--- START OF TASK MATERIAL ---

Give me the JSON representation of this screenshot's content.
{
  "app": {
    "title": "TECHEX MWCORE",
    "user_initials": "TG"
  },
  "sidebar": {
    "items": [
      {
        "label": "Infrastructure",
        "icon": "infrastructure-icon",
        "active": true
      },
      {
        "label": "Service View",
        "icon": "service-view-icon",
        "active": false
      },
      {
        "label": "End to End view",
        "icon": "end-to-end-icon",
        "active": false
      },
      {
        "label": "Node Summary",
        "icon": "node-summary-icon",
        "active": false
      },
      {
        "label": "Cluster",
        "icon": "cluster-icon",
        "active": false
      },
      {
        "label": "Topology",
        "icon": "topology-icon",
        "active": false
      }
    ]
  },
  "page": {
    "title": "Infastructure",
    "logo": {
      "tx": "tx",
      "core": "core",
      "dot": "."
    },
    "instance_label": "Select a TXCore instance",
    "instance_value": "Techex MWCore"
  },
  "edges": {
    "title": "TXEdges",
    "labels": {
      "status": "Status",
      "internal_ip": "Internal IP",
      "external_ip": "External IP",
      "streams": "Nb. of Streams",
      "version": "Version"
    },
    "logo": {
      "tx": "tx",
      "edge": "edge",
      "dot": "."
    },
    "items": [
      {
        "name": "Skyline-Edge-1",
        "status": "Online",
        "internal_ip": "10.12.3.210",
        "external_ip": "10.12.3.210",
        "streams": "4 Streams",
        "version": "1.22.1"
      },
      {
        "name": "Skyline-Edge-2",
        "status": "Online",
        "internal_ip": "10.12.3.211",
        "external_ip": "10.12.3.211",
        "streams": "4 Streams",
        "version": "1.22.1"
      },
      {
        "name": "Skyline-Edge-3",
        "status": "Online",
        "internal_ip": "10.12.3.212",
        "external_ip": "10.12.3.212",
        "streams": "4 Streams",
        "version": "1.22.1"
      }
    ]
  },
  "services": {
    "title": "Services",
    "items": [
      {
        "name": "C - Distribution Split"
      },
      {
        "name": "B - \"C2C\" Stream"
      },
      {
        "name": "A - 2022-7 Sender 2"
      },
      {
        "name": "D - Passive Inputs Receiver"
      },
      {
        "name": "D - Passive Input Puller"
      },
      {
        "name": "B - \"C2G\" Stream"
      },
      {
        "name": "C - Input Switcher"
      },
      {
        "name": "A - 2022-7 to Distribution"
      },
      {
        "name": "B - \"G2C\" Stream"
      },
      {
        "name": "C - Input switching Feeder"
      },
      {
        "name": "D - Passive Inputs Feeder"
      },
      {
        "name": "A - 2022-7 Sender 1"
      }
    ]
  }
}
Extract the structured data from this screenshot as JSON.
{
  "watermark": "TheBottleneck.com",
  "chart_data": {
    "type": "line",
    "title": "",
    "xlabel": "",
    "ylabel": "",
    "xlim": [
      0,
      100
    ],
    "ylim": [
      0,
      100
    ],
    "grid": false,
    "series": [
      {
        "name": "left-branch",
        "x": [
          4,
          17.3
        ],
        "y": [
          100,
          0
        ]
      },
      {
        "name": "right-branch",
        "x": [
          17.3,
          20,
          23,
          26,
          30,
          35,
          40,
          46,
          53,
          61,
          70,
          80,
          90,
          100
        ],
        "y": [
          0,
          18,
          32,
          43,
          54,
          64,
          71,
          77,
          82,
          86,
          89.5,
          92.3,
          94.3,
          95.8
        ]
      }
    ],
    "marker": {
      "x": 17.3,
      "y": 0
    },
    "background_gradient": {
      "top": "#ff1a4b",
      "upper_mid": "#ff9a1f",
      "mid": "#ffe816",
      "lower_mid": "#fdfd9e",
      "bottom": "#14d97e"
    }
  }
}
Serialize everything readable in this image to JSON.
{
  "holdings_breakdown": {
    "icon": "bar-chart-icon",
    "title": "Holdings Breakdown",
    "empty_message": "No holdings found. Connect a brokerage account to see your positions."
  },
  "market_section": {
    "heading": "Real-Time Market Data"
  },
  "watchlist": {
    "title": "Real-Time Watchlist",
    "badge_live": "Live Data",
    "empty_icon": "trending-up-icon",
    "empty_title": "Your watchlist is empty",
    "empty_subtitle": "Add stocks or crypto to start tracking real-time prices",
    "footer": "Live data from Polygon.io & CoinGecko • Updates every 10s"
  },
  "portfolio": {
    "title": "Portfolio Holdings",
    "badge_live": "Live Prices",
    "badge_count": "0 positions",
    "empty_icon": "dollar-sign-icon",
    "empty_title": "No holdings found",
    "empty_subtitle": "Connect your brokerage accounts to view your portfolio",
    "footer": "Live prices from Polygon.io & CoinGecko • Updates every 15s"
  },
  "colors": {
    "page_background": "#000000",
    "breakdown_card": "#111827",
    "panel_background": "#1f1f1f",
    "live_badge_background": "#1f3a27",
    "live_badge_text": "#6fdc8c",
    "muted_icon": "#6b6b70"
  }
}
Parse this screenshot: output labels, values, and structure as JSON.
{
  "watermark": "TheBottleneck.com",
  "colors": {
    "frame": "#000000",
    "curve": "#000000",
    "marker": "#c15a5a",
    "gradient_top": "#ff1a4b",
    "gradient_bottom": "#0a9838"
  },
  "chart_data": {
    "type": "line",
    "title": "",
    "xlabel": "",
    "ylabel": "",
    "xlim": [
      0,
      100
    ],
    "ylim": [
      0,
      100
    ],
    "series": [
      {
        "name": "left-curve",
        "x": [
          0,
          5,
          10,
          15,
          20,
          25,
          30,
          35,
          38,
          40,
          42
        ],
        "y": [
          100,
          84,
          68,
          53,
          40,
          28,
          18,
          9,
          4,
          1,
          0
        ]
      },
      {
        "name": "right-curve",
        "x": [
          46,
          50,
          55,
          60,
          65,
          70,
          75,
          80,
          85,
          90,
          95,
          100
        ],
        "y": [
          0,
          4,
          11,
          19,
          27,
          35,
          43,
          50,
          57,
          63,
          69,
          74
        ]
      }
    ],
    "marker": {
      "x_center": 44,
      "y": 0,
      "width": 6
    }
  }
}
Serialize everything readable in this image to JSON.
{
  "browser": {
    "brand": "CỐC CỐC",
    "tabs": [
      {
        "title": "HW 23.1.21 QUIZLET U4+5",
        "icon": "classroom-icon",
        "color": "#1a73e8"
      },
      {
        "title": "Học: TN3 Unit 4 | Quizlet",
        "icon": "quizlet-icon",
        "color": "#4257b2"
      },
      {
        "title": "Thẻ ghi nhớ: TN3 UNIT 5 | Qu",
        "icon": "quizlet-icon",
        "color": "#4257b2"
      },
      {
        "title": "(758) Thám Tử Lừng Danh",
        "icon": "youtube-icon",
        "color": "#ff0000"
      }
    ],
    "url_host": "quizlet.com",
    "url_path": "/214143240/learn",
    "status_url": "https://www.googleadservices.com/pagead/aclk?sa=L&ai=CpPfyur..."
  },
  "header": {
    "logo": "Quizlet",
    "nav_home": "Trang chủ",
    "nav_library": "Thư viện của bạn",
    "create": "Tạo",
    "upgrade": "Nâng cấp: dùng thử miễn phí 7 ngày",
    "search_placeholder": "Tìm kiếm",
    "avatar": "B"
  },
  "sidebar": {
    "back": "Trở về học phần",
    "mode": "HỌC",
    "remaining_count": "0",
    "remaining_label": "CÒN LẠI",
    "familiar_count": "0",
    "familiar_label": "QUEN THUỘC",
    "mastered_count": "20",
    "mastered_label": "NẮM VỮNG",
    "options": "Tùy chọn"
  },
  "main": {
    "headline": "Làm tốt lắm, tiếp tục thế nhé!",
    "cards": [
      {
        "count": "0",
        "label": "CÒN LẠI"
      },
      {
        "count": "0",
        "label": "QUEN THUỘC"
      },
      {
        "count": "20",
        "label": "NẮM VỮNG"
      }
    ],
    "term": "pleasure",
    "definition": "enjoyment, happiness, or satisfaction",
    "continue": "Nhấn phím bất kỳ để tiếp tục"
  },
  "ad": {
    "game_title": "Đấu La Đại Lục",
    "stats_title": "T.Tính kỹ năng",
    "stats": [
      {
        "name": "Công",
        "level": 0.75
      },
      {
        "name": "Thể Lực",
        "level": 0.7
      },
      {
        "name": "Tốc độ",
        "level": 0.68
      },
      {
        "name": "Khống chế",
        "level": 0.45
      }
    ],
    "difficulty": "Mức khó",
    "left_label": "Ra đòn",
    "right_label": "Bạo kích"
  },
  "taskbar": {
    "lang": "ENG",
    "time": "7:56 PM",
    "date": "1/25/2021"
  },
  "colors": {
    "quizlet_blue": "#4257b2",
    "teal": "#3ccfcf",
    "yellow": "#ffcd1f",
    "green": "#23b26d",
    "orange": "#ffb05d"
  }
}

--- END OF TASK MATERIAL ---

*GOAL*. Your answer should be a single number: the count of lines containing the word "Distribution".

*FULL ANSWER*. 2